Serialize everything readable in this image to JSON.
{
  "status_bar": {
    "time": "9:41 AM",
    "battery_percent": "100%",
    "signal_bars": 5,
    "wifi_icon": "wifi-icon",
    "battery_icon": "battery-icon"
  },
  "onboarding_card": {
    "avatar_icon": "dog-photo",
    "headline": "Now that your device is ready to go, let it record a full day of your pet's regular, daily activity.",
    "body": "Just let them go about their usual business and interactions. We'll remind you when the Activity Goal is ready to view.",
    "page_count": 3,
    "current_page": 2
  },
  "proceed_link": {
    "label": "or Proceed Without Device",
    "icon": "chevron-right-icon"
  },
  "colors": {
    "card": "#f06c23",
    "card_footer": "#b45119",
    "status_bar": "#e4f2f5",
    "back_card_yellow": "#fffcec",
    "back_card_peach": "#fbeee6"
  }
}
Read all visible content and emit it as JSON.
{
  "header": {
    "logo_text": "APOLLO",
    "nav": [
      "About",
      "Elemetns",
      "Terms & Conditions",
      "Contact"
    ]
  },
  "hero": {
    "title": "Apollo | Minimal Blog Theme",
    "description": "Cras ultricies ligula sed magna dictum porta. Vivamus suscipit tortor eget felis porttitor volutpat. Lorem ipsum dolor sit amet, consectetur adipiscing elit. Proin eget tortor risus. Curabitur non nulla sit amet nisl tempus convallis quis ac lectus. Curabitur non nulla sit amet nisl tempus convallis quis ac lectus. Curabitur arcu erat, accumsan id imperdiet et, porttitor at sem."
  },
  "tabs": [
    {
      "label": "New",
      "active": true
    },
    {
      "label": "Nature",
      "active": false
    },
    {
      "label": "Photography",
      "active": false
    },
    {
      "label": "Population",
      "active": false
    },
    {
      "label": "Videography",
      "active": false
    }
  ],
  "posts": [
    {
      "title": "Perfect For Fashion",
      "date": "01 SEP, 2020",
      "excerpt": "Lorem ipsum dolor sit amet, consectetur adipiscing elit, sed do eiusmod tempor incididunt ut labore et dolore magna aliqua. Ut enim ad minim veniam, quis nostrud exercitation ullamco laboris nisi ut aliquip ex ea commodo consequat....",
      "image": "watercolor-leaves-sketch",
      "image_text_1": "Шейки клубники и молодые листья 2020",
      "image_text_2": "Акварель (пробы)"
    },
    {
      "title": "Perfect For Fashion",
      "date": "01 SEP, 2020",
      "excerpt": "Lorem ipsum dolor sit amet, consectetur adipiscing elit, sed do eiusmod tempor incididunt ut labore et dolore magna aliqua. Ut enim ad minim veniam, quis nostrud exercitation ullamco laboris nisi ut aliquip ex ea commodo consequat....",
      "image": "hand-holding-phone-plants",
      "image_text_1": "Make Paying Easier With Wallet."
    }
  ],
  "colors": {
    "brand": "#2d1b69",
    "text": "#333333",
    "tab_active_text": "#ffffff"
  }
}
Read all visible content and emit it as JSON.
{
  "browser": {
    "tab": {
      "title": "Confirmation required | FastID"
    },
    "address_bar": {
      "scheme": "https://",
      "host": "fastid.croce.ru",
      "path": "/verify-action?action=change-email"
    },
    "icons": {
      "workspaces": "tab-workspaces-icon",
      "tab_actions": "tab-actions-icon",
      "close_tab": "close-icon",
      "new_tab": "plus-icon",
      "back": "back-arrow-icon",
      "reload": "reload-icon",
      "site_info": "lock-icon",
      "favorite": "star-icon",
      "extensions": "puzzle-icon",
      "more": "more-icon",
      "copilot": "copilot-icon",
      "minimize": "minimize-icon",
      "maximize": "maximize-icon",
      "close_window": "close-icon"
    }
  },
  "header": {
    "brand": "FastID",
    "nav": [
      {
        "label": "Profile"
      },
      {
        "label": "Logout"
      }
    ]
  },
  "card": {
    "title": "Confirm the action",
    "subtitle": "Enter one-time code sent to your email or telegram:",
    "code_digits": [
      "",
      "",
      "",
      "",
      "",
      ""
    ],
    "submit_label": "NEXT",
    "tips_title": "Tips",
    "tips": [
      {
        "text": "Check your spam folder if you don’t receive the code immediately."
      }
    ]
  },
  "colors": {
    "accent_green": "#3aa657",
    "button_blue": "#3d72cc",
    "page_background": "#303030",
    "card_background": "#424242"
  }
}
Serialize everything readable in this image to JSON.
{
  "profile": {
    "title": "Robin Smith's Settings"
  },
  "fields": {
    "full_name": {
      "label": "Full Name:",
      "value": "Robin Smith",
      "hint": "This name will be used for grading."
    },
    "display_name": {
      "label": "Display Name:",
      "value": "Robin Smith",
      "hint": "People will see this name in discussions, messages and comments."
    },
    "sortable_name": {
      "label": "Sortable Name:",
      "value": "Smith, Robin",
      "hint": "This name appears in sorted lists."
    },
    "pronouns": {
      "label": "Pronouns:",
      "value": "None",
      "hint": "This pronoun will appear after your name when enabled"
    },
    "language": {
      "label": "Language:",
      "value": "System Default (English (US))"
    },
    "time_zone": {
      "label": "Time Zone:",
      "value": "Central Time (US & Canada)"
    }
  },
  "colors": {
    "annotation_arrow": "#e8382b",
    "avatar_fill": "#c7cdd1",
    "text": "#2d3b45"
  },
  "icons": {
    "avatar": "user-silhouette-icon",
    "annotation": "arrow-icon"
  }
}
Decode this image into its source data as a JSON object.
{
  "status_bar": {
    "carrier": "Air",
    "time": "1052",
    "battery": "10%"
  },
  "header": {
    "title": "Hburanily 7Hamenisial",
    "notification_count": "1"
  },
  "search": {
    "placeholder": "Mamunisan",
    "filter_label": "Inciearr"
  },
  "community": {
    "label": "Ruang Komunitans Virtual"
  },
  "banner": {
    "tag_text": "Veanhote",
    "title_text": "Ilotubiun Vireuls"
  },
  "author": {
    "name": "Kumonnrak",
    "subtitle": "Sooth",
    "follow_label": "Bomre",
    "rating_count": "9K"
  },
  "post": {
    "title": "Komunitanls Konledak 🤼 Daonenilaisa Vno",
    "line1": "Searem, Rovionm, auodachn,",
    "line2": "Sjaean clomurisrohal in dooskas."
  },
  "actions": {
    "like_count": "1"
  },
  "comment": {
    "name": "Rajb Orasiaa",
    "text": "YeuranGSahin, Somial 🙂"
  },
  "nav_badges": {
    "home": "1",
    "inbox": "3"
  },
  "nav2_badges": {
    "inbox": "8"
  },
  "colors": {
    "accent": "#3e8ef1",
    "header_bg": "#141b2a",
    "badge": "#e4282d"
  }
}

=====

Request -
Find the lines above that contain the word "subtitle" and collect them.

Exercise response -
    "subtitle": "Enter one-time code sent to your email or telegram:",
    "subtitle": "Sooth",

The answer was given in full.